[Stored data entries]
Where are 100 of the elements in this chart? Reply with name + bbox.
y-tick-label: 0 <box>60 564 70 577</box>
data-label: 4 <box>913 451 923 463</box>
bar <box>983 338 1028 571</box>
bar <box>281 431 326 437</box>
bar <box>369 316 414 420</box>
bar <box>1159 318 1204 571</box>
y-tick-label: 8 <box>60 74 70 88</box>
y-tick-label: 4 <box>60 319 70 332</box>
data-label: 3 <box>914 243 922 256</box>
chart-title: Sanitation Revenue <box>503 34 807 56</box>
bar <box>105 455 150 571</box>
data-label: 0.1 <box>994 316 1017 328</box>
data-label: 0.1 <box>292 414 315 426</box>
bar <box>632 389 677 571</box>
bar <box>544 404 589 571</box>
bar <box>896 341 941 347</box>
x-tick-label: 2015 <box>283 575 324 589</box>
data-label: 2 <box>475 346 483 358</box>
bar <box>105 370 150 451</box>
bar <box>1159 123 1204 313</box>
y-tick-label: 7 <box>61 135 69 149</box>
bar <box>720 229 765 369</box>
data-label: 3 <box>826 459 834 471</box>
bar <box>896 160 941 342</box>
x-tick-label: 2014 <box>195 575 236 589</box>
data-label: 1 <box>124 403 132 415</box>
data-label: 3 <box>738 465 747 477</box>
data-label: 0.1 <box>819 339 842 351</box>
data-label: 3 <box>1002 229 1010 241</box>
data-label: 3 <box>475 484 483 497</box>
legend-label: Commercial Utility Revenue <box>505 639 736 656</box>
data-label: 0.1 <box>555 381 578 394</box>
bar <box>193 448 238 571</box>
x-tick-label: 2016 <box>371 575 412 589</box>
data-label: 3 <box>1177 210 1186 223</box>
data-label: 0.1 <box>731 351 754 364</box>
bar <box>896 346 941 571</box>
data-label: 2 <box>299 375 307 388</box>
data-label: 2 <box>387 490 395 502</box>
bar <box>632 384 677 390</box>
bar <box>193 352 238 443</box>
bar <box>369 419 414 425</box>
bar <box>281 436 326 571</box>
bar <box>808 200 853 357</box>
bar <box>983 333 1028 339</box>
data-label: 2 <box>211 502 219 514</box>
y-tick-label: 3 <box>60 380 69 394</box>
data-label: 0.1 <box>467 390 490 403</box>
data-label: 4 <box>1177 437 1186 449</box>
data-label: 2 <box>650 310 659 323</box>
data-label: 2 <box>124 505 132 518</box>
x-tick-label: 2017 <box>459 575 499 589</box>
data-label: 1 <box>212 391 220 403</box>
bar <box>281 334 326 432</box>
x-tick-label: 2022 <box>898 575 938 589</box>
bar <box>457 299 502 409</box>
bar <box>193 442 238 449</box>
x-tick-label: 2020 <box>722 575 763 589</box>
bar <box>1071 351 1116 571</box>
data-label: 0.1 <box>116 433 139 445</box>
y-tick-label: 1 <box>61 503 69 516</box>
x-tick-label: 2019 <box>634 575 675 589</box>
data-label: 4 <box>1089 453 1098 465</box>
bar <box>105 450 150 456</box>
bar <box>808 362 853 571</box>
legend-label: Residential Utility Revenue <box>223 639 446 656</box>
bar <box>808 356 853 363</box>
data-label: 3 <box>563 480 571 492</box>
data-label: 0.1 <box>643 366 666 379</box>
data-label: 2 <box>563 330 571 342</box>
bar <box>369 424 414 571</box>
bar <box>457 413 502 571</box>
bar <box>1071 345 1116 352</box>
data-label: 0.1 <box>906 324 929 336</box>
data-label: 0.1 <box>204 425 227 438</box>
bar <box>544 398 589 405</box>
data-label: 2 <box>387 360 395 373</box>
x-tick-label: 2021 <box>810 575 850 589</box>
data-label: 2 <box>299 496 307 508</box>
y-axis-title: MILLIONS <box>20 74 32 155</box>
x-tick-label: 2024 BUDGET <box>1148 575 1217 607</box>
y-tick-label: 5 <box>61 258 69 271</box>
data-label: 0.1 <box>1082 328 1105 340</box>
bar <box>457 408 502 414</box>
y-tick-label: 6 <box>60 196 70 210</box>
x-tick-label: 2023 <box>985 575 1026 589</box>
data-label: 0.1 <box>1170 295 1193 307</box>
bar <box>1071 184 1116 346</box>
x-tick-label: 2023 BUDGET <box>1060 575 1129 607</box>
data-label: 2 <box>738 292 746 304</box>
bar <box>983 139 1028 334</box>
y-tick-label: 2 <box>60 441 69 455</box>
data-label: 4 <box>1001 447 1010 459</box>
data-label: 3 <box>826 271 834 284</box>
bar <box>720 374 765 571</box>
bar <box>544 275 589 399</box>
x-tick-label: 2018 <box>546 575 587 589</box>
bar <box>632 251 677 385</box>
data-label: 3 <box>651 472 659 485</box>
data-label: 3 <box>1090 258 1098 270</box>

→ **THE REQUEST**: Copy out the listing without any changes, starting at its first line and ending at the line containing "chart-title: Sanitation Revenue", with both of those lines included.

→ **RESPONSE**:
Where are 100 of the elements in this chart? Reply with name + bbox.
y-tick-label: 0 <box>60 564 70 577</box>
data-label: 4 <box>913 451 923 463</box>
bar <box>983 338 1028 571</box>
bar <box>281 431 326 437</box>
bar <box>369 316 414 420</box>
bar <box>1159 318 1204 571</box>
y-tick-label: 8 <box>60 74 70 88</box>
y-tick-label: 4 <box>60 319 70 332</box>
data-label: 3 <box>914 243 922 256</box>
chart-title: Sanitation Revenue <box>503 34 807 56</box>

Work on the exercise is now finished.